Every record must be repeated exactly, with no omission.

▶ **EXERCISE INPUT**:
***

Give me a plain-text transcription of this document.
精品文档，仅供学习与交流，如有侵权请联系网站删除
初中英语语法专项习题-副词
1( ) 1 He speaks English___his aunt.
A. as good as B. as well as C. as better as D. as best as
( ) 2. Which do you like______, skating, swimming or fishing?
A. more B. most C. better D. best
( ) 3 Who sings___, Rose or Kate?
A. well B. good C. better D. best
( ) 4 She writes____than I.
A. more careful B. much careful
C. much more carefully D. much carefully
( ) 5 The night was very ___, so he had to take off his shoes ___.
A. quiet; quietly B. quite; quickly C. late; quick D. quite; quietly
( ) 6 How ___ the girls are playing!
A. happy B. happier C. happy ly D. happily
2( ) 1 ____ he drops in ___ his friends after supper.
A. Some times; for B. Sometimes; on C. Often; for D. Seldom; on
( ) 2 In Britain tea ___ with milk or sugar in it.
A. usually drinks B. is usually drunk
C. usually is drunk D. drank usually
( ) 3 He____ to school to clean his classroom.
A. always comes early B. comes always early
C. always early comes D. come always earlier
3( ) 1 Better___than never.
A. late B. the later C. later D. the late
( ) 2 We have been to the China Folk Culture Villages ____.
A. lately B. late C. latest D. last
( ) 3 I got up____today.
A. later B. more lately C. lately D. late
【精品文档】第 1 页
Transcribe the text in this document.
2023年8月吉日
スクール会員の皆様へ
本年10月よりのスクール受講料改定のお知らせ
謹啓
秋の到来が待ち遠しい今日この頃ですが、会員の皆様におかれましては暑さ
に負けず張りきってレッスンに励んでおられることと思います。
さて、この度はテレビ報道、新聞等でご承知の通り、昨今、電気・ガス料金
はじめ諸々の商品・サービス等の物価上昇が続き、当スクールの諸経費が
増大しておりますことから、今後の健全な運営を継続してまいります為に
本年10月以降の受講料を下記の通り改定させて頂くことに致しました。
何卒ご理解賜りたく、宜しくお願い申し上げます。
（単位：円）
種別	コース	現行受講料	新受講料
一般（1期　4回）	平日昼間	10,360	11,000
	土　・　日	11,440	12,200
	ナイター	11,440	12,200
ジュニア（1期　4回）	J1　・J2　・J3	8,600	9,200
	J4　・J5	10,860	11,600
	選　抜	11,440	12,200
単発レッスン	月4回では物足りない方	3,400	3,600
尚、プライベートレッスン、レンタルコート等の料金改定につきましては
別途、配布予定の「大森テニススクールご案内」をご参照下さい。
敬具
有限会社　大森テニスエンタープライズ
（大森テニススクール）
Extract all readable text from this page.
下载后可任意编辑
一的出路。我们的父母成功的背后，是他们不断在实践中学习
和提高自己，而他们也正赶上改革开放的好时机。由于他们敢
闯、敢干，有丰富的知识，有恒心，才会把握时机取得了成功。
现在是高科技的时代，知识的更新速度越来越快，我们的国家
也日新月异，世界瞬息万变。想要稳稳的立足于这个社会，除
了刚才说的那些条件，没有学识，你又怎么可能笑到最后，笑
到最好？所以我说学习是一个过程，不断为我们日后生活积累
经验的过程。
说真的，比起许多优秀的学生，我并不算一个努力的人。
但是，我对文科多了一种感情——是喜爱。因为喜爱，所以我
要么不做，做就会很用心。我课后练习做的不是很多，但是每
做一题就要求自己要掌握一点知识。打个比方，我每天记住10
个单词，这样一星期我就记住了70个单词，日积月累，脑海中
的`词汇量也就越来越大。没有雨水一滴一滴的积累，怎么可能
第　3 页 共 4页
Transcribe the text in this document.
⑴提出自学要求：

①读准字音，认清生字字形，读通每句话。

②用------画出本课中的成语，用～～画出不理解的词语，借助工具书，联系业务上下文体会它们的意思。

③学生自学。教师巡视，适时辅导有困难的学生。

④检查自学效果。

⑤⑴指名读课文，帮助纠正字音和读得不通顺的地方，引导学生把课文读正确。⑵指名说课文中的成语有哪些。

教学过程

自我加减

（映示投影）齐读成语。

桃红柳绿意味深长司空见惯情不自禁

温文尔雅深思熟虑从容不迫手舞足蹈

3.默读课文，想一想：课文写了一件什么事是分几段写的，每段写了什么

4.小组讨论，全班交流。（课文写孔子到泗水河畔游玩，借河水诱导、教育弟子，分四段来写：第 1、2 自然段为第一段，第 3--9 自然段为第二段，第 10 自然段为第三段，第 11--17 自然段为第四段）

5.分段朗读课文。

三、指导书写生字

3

***

▶ **FINAL RESULT**:
Give me a plain-text transcription of this document.
精品文档，仅供学习与交流，如有侵权请联系网站删除
初中英语语法专项习题-副词
1( ) 1 He speaks English___his aunt.
A. as good as B. as well as C. as better as D. as best as
( ) 2. Which do you like______, skating, swimming or fishing?
A. more B. most C. better D. best
( ) 3 Who sings___, Rose or Kate?
A. well B. good C. better D. best
( ) 4 She writes____than I.
A. more careful B. much careful
C. much more carefully D. much carefully
( ) 5 The night was very ___, so he had to take off his shoes ___.
A. quiet; quietly B. quite; quickly C. late; quick D. quite; quietly
( ) 6 How ___ the girls are playing!
A. happy B. happier C. happy ly D. happily
2( ) 1 ____ he drops in ___ his friends after supper.
A. Some times; for B. Sometimes; on C. Often; for D. Seldom; on
( ) 2 In Britain tea ___ with milk or sugar in it.
A. usually drinks B. is usually drunk
C. usually is drunk D. drank usually
( ) 3 He____ to school to clean his classroom.
A. always comes early B. comes always early
C. always early comes D. come always earlier
3( ) 1 Better___than never.
A. late B. the later C. later D. the late
( ) 2 We have been to the China Folk Culture Villages ____.
A. lately B. late C. latest D. last
( ) 3 I got up____today.
A. later B. more lately C. lately D. late
【精品文档】第 1 页
Transcribe the text in this document.
2023年8月吉日
スクール会員の皆様へ
本年10月よりのスクール受講料改定のお知らせ
謹啓
秋の到来が待ち遠しい今日この頃ですが、会員の皆様におかれましては暑さ
に負けず張りきってレッスンに励んでおられることと思います。
さて、この度はテレビ報道、新聞等でご承知の通り、昨今、電気・ガス料金
はじめ諸々の商品・サービス等の物価上昇が続き、当スクールの諸経費が
増大しておりますことから、今後の健全な運営を継続してまいります為に
本年10月以降の受講料を下記の通り改定させて頂くことに致しました。
何卒ご理解賜りたく、宜しくお願い申し上げます。
（単位：円）
種別	コース	現行受講料	新受講料
一般（1期　4回）	平日昼間	10,360	11,000
	土　・　日	11,440	12,200
	ナイター	11,440	12,200
ジュニア（1期　4回）	J1　・J2　・J3	8,600	9,200
	J4　・J5	10,860	11,600
	選　抜	11,440	12,200
単発レッスン	月4回では物足りない方	3,400	3,600
尚、プライベートレッスン、レンタルコート等の料金改定につきましては
別途、配布予定の「大森テニススクールご案内」をご参照下さい。
敬具
有限会社　大森テニスエンタープライズ
（大森テニススクール）
Extract all readable text from this page.
下载后可任意编辑
一的出路。我们的父母成功的背后，是他们不断在实践中学习
和提高自己，而他们也正赶上改革开放的好时机。由于他们敢
闯、敢干，有丰富的知识，有恒心，才会把握时机取得了成功。
现在是高科技的时代，知识的更新速度越来越快，我们的国家
也日新月异，世界瞬息万变。想要稳稳的立足于这个社会，除
了刚才说的那些条件，没有学识，你又怎么可能笑到最后，笑
到最好？所以我说学习是一个过程，不断为我们日后生活积累
经验的过程。
说真的，比起许多优秀的学生，我并不算一个努力的人。
但是，我对文科多了一种感情——是喜爱。因为喜爱，所以我
要么不做，做就会很用心。我课后练习做的不是很多，但是每
做一题就要求自己要掌握一点知识。打个比方，我每天记住10
个单词，这样一星期我就记住了70个单词，日积月累，脑海中
的`词汇量也就越来越大。没有雨水一滴一滴的积累，怎么可能
第　3 页 共 4页
Transcribe the text in this document.
⑴提出自学要求：

①读准字音，认清生字字形，读通每句话。

②用------画出本课中的成语，用～～画出不理解的词语，借助工具书，联系业务上下文体会它们的意思。

③学生自学。教师巡视，适时辅导有困难的学生。

④检查自学效果。

⑤⑴指名读课文，帮助纠正字音和读得不通顺的地方，引导学生把课文读正确。⑵指名说课文中的成语有哪些。

教学过程

自我加减

（映示投影）齐读成语。

桃红柳绿意味深长司空见惯情不自禁

温文尔雅深思熟虑从容不迫手舞足蹈

3.默读课文，想一想：课文写了一件什么事是分几段写的，每段写了什么

4.小组讨论，全班交流。（课文写孔子到泗水河畔游玩，借河水诱导、教育弟子，分四段来写：第 1、2 自然段为第一段，第 3--9 自然段为第二段，第 10 自然段为第三段，第 11--17 自然段为第四段）

5.分段朗读课文。

三、指导书写生字

3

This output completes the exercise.